*Work to complete*
Please render each line of the rows below as one string in a JSON list, omitting any blank lines.

*Excerpted data*
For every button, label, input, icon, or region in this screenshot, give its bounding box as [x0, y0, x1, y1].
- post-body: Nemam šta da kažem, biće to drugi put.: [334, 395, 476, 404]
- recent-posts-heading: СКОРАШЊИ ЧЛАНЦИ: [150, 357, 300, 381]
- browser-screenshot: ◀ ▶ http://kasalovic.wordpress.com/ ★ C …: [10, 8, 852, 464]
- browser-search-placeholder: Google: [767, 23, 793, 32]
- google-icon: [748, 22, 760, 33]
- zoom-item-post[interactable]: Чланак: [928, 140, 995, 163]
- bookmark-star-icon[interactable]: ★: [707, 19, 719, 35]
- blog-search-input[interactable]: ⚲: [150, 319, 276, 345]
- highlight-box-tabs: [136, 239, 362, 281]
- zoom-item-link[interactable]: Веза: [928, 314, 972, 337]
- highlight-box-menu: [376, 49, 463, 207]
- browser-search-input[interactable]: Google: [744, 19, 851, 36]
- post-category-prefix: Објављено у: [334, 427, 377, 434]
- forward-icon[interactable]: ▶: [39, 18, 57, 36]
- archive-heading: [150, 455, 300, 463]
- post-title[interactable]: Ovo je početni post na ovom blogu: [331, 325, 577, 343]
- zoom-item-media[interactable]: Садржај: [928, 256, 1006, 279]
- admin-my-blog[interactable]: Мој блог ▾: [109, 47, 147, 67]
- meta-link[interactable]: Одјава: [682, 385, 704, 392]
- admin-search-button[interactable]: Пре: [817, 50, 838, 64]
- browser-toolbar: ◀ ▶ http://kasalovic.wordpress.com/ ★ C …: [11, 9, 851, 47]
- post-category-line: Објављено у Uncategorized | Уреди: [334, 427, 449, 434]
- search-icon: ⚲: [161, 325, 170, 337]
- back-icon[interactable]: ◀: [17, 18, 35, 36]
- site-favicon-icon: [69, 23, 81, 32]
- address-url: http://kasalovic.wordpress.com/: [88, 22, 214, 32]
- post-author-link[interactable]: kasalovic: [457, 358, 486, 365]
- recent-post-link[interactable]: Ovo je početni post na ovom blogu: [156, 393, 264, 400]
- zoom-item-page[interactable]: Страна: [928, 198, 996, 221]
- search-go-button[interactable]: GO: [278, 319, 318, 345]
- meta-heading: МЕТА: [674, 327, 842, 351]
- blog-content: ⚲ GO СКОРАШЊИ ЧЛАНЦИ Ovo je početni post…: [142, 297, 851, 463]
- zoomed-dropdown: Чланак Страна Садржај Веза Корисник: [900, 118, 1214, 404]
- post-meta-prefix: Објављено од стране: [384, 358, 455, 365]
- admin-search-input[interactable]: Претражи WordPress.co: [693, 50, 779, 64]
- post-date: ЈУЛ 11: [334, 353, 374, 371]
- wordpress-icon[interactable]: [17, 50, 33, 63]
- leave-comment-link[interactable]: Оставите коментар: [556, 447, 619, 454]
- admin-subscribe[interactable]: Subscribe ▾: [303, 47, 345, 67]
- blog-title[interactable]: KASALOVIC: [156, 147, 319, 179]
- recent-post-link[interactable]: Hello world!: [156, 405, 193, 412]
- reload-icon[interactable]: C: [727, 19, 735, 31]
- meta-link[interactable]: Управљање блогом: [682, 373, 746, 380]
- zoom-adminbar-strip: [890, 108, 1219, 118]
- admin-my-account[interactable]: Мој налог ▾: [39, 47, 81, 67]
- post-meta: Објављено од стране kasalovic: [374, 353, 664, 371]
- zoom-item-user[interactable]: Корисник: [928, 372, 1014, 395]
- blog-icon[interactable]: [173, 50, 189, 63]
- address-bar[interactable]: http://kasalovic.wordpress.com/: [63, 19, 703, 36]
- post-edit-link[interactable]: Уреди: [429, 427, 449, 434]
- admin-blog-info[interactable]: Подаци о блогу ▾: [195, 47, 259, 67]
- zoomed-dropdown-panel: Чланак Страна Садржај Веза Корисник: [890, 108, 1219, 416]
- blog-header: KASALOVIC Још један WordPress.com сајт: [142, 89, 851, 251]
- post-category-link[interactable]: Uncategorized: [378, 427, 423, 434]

*Answer to this task*
[
  "For every button, label, input, icon, or region in this screenshot, give its bounding box as [x0, y0, x1, y1].",
  "- post-body: Nemam šta da kažem, biće to drugi put.: [334, 395, 476, 404]",
  "- recent-posts-heading: СКОРАШЊИ ЧЛАНЦИ: [150, 357, 300, 381]",
  "- browser-screenshot: ◀ ▶ http://kasalovic.wordpress.com/ ★ C …: [10, 8, 852, 464]",
  "- browser-search-placeholder: Google: [767, 23, 793, 32]",
  "- google-icon: [748, 22, 760, 33]",
  "- zoom-item-post[interactable]: Чланак: [928, 140, 995, 163]",
  "- bookmark-star-icon[interactable]: ★: [707, 19, 719, 35]",
  "- blog-search-input[interactable]: ⚲: [150, 319, 276, 345]",
  "- highlight-box-tabs: [136, 239, 362, 281]",
  "- zoom-item-link[interactable]: Веза: [928, 314, 972, 337]",
  "- highlight-box-menu: [376, 49, 463, 207]",
  "- browser-search-input[interactable]: Google: [744, 19, 851, 36]",
  "- post-category-prefix: Објављено у: [334, 427, 377, 434]",
  "- forward-icon[interactable]: ▶: [39, 18, 57, 36]",
  "- archive-heading: [150, 455, 300, 463]",
  "- post-title[interactable]: Ovo je početni post na ovom blogu: [331, 325, 577, 343]",
  "- zoom-item-media[interactable]: Садржај: [928, 256, 1006, 279]",
  "- admin-my-blog[interactable]: Мој блог ▾: [109, 47, 147, 67]",
  "- meta-link[interactable]: Одјава: [682, 385, 704, 392]",
  "- admin-search-button[interactable]: Пре: [817, 50, 838, 64]",
  "- browser-toolbar: ◀ ▶ http://kasalovic.wordpress.com/ ★ C …: [11, 9, 851, 47]",
  "- post-category-line: Објављено у Uncategorized | Уреди: [334, 427, 449, 434]",
  "- search-icon: ⚲: [161, 325, 170, 337]",
  "- back-icon[interactable]: ◀: [17, 18, 35, 36]",
  "- site-favicon-icon: [69, 23, 81, 32]",
  "- address-url: http://kasalovic.wordpress.com/: [88, 22, 214, 32]",
  "- post-author-link[interactable]: kasalovic: [457, 358, 486, 365]",
  "- recent-post-link[interactable]: Ovo je početni post na ovom blogu: [156, 393, 264, 400]",
  "- zoom-item-page[interactable]: Страна: [928, 198, 996, 221]",
  "- search-go-button[interactable]: GO: [278, 319, 318, 345]",
  "- meta-heading: МЕТА: [674, 327, 842, 351]",
  "- blog-content: ⚲ GO СКОРАШЊИ ЧЛАНЦИ Ovo je početni post…: [142, 297, 851, 463]",
  "- zoomed-dropdown: Чланак Страна Садржај Веза Корисник: [900, 118, 1214, 404]",
  "- post-meta-prefix: Објављено од стране: [384, 358, 455, 365]",
  "- admin-search-input[interactable]: Претражи WordPress.co: [693, 50, 779, 64]",
  "- post-date: ЈУЛ 11: [334, 353, 374, 371]",
  "- wordpress-icon[interactable]: [17, 50, 33, 63]",
  "- leave-comment-link[interactable]: Оставите коментар: [556, 447, 619, 454]",
  "- admin-subscribe[interactable]: Subscribe ▾: [303, 47, 345, 67]",
  "- blog-title[interactable]: KASALOVIC: [156, 147, 319, 179]",
  "- recent-post-link[interactable]: Hello world!: [156, 405, 193, 412]",
  "- reload-icon[interactable]: C: [727, 19, 735, 31]",
  "- meta-link[interactable]: Управљање блогом: [682, 373, 746, 380]",
  "- zoom-adminbar-strip: [890, 108, 1219, 118]",
  "- admin-my-account[interactable]: Мој налог ▾: [39, 47, 81, 67]",
  "- post-meta: Објављено од стране kasalovic: [374, 353, 664, 371]",
  "- zoom-item-user[interactable]: Корисник: [928, 372, 1014, 395]",
  "- blog-icon[interactable]: [173, 50, 189, 63]",
  "- address-bar[interactable]: http://kasalovic.wordpress.com/: [63, 19, 703, 36]",
  "- post-edit-link[interactable]: Уреди: [429, 427, 449, 434]",
  "- admin-blog-info[interactable]: Подаци о блогу ▾: [195, 47, 259, 67]",
  "- zoomed-dropdown-panel: Чланак Страна Садржај Веза Корисник: [890, 108, 1219, 416]",
  "- blog-header: KASALOVIC Још један WordPress.com сајт: [142, 89, 851, 251]",
  "- post-category-link[interactable]: Uncategorized: [378, 427, 423, 434]"
]